= Aim =
Transcribe the full listing below exactly.

(Saved entries)
○ ○ ○

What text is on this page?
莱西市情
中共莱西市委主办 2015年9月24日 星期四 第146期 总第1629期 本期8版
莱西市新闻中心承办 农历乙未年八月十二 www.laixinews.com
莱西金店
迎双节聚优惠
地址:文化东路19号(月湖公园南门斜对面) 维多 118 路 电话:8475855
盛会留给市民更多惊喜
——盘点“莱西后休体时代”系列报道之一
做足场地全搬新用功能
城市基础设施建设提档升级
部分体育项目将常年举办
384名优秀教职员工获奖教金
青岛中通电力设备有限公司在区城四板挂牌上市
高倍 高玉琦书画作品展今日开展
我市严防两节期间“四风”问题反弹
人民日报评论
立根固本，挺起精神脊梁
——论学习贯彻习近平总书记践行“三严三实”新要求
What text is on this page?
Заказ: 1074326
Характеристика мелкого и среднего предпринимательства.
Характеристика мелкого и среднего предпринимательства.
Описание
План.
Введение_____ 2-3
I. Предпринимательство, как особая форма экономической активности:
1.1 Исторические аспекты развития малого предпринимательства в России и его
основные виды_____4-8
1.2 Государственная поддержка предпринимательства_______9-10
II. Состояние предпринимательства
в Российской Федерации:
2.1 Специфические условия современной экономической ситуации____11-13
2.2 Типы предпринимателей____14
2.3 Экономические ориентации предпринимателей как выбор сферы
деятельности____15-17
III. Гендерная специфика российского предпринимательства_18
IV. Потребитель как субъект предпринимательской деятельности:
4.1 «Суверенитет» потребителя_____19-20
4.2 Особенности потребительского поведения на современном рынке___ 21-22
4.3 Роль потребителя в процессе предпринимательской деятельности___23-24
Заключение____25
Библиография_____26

○ ○ ○

= Finished answer =
What text is on this page?
莱西市情
中共莱西市委主办 2015年9月24日 星期四 第146期 总第1629期 本期8版
莱西市新闻中心承办 农历乙未年八月十二 www.laixinews.com
莱西金店
迎双节聚优惠
地址:文化东路19号(月湖公园南门斜对面) 维多 118 路 电话:8475855
盛会留给市民更多惊喜
——盘点“莱西后休体时代”系列报道之一
做足场地全搬新用功能
城市基础设施建设提档升级
部分体育项目将常年举办
384名优秀教职员工获奖教金
青岛中通电力设备有限公司在区城四板挂牌上市
高倍 高玉琦书画作品展今日开展
我市严防两节期间“四风”问题反弹
人民日报评论
立根固本，挺起精神脊梁
——论学习贯彻习近平总书记践行“三严三实”新要求
What text is on this page?
Заказ: 1074326
Характеристика мелкого и среднего предпринимательства.
Характеристика мелкого и среднего предпринимательства.
Описание
План.
Введение_____ 2-3
I. Предпринимательство, как особая форма экономической активности:
1.1 Исторические аспекты развития малого предпринимательства в России и его
основные виды_____4-8
1.2 Государственная поддержка предпринимательства_______9-10
II. Состояние предпринимательства
в Российской Федерации:
2.1 Специфические условия современной экономической ситуации____11-13
2.2 Типы предпринимателей____14
2.3 Экономические ориентации предпринимателей как выбор сферы
деятельности____15-17
III. Гендерная специфика российского предпринимательства_18
IV. Потребитель как субъект предпринимательской деятельности:
4.1 «Суверенитет» потребителя_____19-20
4.2 Особенности потребительского поведения на современном рынке___ 21-22
4.3 Роль потребителя в процессе предпринимательской деятельности___23-24
Заключение____25
Библиография_____26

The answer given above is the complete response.